TASKS FOR THIS EXERCISE:
**1)** Reproduce everything in the lepidopterism abstract from "Author information" down to "outbreaks are rare." without changing a word.
**2)** According to the lepidopterism abstract, caterpillars of which moth were associated with the outbreak at the Boy Scout camp?

TEXT PASSAGE:
· · · ·

Outbreak of lepidopterism at a Boy Scout camp.

Author information

  • 1Epidemic Intelligence Service, assigned to the New Mexico Department of Health, Centers for Disease Control and Prevention, Atlanta, Georgia, USA. john.redd@ihs.gov

Abstract

BACKGROUND:

Lepidopterism refers to moth- or butterfly-associated illness, including contact dermatitis, urticaria, and occasional systemic reactions. Lepidopterism outbreaks are rare.

OBJECTIVE:

To investigate a lepidopterism outbreak associated with caterpillars of the Douglas-fir tussock moth (DFTM; Orgyia pseudotsugata) among Boy Scouts attending summer camp in New Mexico.

METHODS:

Retrospective cohort analysis; environmental investigation.

· · · ·

STUDY MATERIAL:
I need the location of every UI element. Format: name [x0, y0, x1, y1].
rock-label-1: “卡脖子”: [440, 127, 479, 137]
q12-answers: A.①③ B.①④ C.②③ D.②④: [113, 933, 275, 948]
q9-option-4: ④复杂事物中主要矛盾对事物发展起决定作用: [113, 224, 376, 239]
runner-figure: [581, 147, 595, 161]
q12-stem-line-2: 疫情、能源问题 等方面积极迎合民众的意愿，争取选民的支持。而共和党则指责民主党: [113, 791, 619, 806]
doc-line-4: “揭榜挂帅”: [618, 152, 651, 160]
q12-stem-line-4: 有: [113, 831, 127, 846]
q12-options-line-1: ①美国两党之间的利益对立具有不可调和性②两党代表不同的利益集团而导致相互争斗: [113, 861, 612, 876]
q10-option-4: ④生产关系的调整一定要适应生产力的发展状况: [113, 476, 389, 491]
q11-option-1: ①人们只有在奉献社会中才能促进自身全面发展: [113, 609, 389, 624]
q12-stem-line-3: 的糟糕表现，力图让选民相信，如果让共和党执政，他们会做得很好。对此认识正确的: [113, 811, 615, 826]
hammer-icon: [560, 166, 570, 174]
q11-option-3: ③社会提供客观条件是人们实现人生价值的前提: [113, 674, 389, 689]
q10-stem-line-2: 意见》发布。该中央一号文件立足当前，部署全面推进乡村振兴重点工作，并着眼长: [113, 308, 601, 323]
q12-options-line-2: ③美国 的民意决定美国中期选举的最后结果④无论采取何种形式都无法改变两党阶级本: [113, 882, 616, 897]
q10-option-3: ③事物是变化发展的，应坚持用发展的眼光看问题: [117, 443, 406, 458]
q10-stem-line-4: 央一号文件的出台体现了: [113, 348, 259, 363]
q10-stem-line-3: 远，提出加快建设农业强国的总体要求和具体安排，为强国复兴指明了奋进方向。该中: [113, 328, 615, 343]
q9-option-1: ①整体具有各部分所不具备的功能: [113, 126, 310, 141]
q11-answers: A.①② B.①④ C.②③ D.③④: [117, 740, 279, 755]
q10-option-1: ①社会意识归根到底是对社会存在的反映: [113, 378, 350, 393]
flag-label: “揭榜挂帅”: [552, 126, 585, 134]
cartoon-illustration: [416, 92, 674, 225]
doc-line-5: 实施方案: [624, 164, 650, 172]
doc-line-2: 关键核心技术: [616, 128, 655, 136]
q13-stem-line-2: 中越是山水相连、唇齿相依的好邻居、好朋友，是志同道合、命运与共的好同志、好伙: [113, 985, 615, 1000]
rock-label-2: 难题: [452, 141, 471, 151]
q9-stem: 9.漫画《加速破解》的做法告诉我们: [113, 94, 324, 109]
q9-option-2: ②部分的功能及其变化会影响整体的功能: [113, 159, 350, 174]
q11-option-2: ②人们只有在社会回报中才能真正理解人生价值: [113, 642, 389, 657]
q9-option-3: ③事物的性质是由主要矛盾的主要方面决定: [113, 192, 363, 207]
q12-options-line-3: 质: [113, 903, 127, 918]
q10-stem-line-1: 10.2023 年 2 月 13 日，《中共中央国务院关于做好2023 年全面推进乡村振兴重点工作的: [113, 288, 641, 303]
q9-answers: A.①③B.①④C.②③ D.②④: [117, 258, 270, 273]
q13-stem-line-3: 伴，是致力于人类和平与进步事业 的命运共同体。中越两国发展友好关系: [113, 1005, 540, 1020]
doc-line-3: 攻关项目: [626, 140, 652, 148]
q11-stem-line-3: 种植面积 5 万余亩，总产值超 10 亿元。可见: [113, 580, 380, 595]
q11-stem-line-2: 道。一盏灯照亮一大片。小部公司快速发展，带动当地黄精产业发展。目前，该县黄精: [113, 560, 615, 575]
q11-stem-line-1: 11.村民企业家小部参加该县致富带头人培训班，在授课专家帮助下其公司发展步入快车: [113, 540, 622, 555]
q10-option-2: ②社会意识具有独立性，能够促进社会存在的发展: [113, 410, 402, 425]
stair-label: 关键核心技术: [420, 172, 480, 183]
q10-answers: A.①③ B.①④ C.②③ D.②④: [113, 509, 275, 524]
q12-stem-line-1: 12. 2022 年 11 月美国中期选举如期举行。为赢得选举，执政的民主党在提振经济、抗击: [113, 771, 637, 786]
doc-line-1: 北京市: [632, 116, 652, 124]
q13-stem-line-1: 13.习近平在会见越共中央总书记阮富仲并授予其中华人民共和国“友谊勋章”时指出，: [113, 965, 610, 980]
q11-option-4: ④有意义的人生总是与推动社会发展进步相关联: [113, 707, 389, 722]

· · · ·

ANSWERS BY ITEM NUMBER:
**1)**
Author information

  • 1Epidemic Intelligence Service, assigned to the New Mexico Department of Health, Centers for Disease Control and Prevention, Atlanta, Georgia, USA. john.redd@ihs.gov

Abstract

BACKGROUND:

Lepidopterism refers to moth- or butterfly-associated illness, including contact dermatitis, urticaria, and occasional systemic reactions. Lepidopterism outbreaks are rare.

**2)** The Douglas-fir tussock moth (Orgyia pseudotsugata).